--- EXTRACTED MATERIAL ---

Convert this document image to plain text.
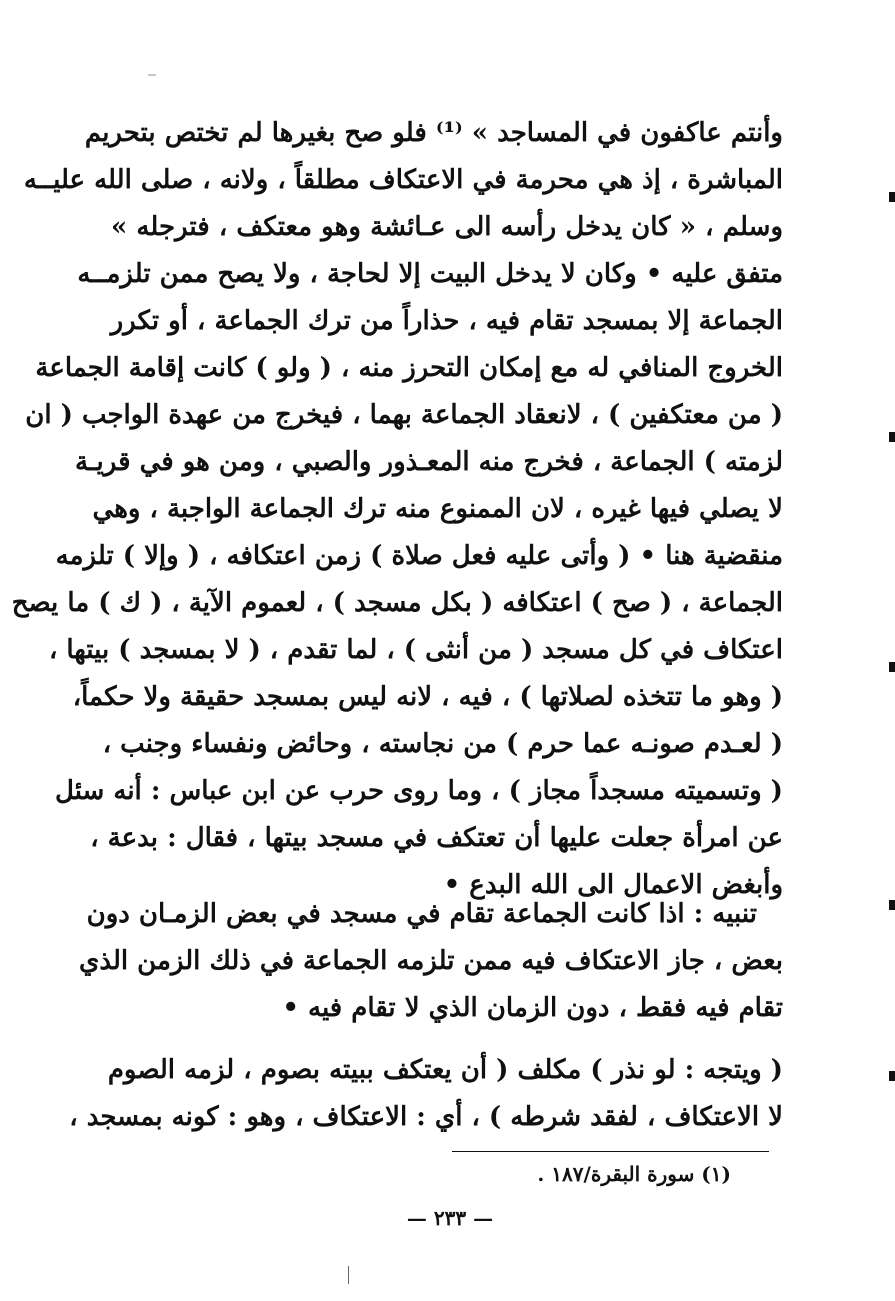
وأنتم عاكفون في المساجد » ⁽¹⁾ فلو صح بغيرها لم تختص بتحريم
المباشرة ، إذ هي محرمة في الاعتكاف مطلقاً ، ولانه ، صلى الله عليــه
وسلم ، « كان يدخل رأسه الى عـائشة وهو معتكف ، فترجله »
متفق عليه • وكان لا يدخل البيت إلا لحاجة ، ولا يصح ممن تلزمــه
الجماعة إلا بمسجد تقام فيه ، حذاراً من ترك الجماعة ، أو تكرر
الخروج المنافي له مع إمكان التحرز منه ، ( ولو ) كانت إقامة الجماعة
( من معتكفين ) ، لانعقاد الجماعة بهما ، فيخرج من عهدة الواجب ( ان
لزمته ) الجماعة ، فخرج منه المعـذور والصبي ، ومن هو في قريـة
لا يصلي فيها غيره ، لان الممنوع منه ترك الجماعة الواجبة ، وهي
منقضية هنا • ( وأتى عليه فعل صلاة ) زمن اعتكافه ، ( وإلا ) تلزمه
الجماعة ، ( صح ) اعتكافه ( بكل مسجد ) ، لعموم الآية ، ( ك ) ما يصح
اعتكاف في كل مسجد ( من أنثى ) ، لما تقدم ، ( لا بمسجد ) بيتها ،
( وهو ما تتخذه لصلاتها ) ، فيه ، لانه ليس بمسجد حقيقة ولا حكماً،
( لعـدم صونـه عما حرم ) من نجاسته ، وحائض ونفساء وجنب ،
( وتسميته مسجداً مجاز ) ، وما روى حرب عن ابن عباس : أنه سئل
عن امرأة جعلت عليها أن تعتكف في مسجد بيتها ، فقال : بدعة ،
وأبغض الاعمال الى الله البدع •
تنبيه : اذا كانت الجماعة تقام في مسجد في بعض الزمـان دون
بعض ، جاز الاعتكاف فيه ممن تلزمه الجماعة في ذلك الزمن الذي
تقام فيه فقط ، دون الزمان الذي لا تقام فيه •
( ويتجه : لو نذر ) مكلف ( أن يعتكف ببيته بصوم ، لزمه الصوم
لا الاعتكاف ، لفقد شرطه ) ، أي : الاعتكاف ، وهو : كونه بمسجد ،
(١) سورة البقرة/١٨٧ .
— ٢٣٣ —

---
--- EXTRACTED MATERIAL ---

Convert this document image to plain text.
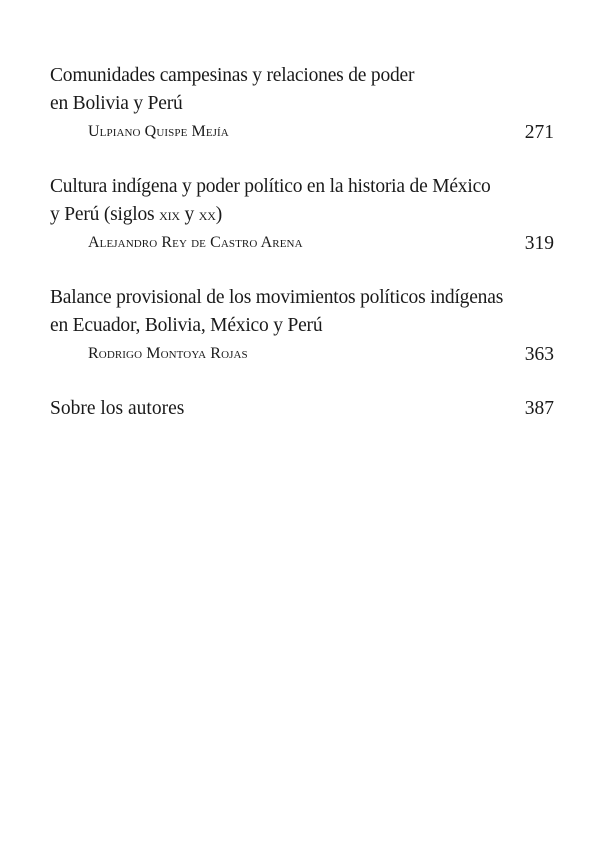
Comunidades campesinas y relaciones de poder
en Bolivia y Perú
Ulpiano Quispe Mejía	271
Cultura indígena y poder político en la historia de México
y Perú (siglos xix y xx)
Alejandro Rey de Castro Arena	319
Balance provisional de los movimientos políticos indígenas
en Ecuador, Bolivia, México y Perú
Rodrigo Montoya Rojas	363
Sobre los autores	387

---

Filter the records down to the lines that contain the string "اعتكافه", and copy those lines.

منقضية هنا • ( وأتى عليه فعل صلاة ) زمن اعتكافه ، ( وإلا ) تلزمه
الجماعة ، ( صح ) اعتكافه ( بكل مسجد ) ، لعموم الآية ، ( ك ) ما يصح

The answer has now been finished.